R/ifcb_is_near_land.R

Defines functions ifcb_is_near_land

Documented in ifcb_is_near_land

#' Determine if Positions are Near Land
#'
#' Determines whether given positions are near land based on a land polygon shape file.
#' The Natural Earth 1:10m land vectors are included as a default shapefile in `iRfcb`.
#'
#' @param latitudes Numeric vector of latitudes for positions.
#' @param longitudes Numeric vector of longitudes for positions. Must be the same length as `latitudes`.
#' @param distance Buffer distance (in meters) from the coastline to consider "near land." Default is 500 meters.
#' @param shape Optional path to a shapefile (`.shp`) containing coastline data. If provided,
#'   this file will be used instead of the default Natural Earth 1:10m land vectors.
#'   A high-resolution shapefile can improve the accuracy of buffer distance calculations.
#'   Alternatively, you can retrieve a more detailed European coastline automatically by
#'   setting the `source` argument to `"eea"`.
#' @param source Character string indicating which default coastline source to use when `shape = NULL`.
#'   Options are `"ne"` (Natural Earth, default) and `"eea"` (European Environment Agency).
#'   Ignored if `shape` is provided.
#' @param crs Coordinate reference system (CRS) to use for input and output.
#'   Default is EPSG code 4326 (WGS84).
#' @param remove_small_islands Logical indicating whether to remove small islands from
#'   the coastline. Useful in archipelagos. Default is `TRUE`.
#' @param small_island_threshold Area threshold in square meters below which islands
#'   will be considered small and removed, if remove_small_islands is set to `TRUE`. Default is 2 square km.
#' @param plot A boolean indicating whether to plot the points, land polygon and buffer. Default is `FALSE`.
#' @param utm_zone `r lifecycle::badge("deprecated")`
#'   This argument is deprecated. UTM zones are now determined automatically based on the longitude of the input positions.

STATED PROBLEM 1: In the stretch of rows from the start of the rows through the line containing "- message-line: as", rename "message-line" to "chat-line" and write those lines out again with nothing else changed.
The rows below have no connection to the function documentation above.

LISTING:
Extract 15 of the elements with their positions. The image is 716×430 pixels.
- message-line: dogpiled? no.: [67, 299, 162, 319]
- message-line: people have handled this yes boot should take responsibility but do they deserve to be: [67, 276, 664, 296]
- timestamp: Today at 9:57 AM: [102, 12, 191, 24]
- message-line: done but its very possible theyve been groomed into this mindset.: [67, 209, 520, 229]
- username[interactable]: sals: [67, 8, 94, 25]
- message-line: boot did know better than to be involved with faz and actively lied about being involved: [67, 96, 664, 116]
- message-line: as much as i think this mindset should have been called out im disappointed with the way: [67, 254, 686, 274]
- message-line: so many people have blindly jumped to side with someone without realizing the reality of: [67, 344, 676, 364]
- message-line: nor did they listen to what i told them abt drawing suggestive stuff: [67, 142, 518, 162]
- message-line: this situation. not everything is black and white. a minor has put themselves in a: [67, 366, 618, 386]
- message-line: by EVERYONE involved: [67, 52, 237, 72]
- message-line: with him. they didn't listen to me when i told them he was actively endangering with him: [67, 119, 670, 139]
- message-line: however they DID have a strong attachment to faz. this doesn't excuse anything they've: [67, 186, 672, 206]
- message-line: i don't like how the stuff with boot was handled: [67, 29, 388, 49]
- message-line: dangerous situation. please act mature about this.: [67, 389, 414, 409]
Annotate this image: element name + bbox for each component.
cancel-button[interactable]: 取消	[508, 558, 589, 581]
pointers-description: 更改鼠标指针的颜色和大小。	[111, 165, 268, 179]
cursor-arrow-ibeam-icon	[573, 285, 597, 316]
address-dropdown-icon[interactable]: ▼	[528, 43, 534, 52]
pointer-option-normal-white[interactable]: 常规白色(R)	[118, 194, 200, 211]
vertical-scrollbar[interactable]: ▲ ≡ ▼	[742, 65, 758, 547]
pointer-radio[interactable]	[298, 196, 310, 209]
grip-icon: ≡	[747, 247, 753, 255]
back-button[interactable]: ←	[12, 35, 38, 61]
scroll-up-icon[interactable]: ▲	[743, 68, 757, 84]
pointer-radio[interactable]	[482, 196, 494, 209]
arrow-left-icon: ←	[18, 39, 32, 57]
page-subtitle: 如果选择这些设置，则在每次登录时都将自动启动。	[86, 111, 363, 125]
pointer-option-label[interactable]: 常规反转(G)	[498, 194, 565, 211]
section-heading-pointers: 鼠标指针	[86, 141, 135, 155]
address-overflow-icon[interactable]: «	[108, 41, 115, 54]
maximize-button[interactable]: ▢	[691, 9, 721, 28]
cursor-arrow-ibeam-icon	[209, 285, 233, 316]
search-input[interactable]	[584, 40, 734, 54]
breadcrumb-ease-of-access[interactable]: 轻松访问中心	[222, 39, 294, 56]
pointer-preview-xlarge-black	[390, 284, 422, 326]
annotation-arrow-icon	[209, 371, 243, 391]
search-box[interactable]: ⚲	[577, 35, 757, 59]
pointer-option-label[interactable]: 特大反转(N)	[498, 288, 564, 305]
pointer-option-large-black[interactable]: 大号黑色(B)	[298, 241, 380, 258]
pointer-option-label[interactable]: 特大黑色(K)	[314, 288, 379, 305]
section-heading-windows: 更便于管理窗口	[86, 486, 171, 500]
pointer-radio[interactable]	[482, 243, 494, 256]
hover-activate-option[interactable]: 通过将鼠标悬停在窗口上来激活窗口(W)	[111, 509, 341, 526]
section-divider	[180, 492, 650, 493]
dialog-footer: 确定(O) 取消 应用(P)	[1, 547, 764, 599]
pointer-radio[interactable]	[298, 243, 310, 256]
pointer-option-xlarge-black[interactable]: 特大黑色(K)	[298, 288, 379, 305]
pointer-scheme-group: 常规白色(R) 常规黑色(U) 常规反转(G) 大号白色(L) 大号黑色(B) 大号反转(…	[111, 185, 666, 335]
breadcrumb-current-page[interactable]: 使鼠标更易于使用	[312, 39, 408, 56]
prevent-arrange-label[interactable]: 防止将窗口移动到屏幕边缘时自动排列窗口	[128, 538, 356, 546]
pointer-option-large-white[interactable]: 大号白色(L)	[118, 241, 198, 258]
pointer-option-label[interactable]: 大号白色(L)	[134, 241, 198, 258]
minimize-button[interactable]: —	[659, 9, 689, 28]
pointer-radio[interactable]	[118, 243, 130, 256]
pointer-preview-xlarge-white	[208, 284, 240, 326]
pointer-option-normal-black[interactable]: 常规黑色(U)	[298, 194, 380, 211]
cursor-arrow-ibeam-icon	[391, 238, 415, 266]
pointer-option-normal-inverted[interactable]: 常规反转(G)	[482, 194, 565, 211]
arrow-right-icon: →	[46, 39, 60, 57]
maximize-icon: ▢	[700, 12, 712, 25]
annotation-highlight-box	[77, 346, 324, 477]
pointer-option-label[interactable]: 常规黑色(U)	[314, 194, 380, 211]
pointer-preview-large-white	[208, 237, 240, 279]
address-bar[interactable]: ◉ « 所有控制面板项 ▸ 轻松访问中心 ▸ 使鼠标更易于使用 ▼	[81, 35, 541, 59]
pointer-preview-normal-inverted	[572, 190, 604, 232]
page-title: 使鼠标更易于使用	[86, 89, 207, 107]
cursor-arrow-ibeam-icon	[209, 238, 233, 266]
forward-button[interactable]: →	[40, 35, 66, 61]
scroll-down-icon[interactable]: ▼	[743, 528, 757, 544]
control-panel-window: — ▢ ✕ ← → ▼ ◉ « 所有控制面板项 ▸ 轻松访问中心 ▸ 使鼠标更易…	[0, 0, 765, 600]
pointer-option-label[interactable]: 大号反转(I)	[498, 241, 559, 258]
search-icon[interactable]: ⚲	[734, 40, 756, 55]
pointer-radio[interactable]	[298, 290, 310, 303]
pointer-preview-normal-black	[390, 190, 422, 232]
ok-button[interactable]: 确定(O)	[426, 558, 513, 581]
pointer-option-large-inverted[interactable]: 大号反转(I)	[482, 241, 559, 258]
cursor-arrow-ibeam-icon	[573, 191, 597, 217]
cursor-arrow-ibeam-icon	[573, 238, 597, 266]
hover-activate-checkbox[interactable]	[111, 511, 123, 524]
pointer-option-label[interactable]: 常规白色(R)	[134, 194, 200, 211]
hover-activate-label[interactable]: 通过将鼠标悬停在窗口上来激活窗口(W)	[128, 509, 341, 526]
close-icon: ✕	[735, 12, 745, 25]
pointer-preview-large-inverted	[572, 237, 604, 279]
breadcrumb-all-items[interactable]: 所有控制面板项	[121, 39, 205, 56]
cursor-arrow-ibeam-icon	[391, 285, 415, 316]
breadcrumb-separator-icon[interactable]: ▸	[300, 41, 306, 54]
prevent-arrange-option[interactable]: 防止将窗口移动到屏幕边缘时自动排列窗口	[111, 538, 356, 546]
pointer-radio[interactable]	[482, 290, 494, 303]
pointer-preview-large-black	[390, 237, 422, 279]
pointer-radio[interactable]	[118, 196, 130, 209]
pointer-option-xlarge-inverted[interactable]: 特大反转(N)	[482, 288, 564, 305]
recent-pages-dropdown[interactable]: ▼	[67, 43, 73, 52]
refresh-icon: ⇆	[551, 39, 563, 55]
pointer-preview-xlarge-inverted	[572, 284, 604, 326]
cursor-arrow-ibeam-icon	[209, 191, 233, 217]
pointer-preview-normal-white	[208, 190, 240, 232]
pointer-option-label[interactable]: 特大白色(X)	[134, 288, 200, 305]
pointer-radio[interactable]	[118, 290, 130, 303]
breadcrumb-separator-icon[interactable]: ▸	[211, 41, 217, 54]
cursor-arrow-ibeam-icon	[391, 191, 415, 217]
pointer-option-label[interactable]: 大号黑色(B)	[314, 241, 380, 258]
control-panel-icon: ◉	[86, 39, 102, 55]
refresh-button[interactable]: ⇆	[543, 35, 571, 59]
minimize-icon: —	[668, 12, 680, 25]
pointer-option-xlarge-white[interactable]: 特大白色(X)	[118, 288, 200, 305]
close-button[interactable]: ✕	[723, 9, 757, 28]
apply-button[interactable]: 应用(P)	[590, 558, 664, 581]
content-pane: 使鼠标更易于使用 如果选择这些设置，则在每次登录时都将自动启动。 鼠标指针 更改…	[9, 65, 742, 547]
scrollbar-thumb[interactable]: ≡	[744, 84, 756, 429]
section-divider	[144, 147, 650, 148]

STATED PROBLEM 2: According to the documentation for ifcb_is_near_land, why is the `utm_zone` argument deprecated?

EXERCISE RESPONSE 1:
Extract 15 of the elements with their positions. The image is 716×430 pixels.
- chat-line: dogpiled? no.: [67, 299, 162, 319]
- chat-line: people have handled this yes boot should take responsibility but do they deserve to be: [67, 276, 664, 296]
- timestamp: Today at 9:57 AM: [102, 12, 191, 24]
- chat-line: done but its very possible theyve been groomed into this mindset.: [67, 209, 520, 229]
- username[interactable]: sals: [67, 8, 94, 25]
- chat-line: boot did know better than to be involved with faz and actively lied about being involved: [67, 96, 664, 116]
- chat-line: as much as i think this mindset should have been called out im disappointed with the way: [67, 254, 686, 274]

EXERCISE RESPONSE 2: The `utm_zone` argument is deprecated because UTM zones are now determined automatically from the longitude of the input positions.